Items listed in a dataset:
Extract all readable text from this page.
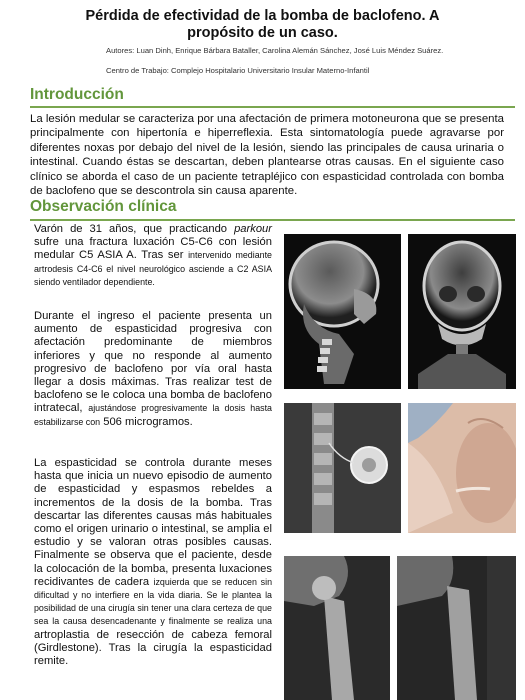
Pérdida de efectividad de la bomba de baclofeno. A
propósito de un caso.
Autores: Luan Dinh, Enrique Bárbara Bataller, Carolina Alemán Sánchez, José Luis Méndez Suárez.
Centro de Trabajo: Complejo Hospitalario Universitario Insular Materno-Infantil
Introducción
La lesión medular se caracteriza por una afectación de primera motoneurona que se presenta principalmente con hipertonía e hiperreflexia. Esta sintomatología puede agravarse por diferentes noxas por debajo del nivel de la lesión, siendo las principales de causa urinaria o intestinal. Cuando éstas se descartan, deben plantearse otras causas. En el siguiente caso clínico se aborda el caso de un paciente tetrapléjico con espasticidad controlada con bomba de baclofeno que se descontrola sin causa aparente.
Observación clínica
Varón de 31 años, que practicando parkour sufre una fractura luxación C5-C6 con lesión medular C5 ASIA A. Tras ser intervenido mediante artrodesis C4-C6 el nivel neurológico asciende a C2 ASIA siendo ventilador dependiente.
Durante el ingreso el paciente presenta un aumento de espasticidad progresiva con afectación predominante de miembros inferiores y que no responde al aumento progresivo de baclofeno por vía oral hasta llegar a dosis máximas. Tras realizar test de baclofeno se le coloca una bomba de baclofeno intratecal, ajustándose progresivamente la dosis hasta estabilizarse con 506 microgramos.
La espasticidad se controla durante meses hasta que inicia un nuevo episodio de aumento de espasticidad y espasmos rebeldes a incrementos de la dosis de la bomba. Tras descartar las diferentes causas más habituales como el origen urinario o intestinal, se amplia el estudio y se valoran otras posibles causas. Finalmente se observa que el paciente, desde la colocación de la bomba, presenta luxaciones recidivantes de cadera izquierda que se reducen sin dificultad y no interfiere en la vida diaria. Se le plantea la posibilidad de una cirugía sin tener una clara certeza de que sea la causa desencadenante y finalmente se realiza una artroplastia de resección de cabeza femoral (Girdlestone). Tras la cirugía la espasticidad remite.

The problem:
Leave images out of the retyped records; keep all else exact.

Result of the task:
Extract all readable text from this page.
Pérdida de efectividad de la bomba de baclofeno. A
propósito de un caso.
Autores: Luan Dinh, Enrique Bárbara Bataller, Carolina Alemán Sánchez, José Luis Méndez Suárez.
Centro de Trabajo: Complejo Hospitalario Universitario Insular Materno-Infantil
Introducción
La lesión medular se caracteriza por una afectación de primera motoneurona que se presenta principalmente con hipertonía e hiperreflexia. Esta sintomatología puede agravarse por diferentes noxas por debajo del nivel de la lesión, siendo las principales de causa urinaria o intestinal. Cuando éstas se descartan, deben plantearse otras causas. En el siguiente caso clínico se aborda el caso de un paciente tetrapléjico con espasticidad controlada con bomba de baclofeno que se descontrola sin causa aparente.
Observación clínica
Varón de 31 años, que practicando parkour sufre una fractura luxación C5-C6 con lesión medular C5 ASIA A. Tras ser intervenido mediante artrodesis C4-C6 el nivel neurológico asciende a C2 ASIA siendo ventilador dependiente.
Durante el ingreso el paciente presenta un aumento de espasticidad progresiva con afectación predominante de miembros inferiores y que no responde al aumento progresivo de baclofeno por vía oral hasta llegar a dosis máximas. Tras realizar test de baclofeno se le coloca una bomba de baclofeno intratecal, ajustándose progresivamente la dosis hasta estabilizarse con 506 microgramos.
La espasticidad se controla durante meses hasta que inicia un nuevo episodio de aumento de espasticidad y espasmos rebeldes a incrementos de la dosis de la bomba. Tras descartar las diferentes causas más habituales como el origen urinario o intestinal, se amplia el estudio y se valoran otras posibles causas. Finalmente se observa que el paciente, desde la colocación de la bomba, presenta luxaciones recidivantes de cadera izquierda que se reducen sin dificultad y no interfiere en la vida diaria. Se le plantea la posibilidad de una cirugía sin tener una clara certeza de que sea la causa desencadenante y finalmente se realiza una artroplastia de resección de cabeza femoral (Girdlestone). Tras la cirugía la espasticidad remite.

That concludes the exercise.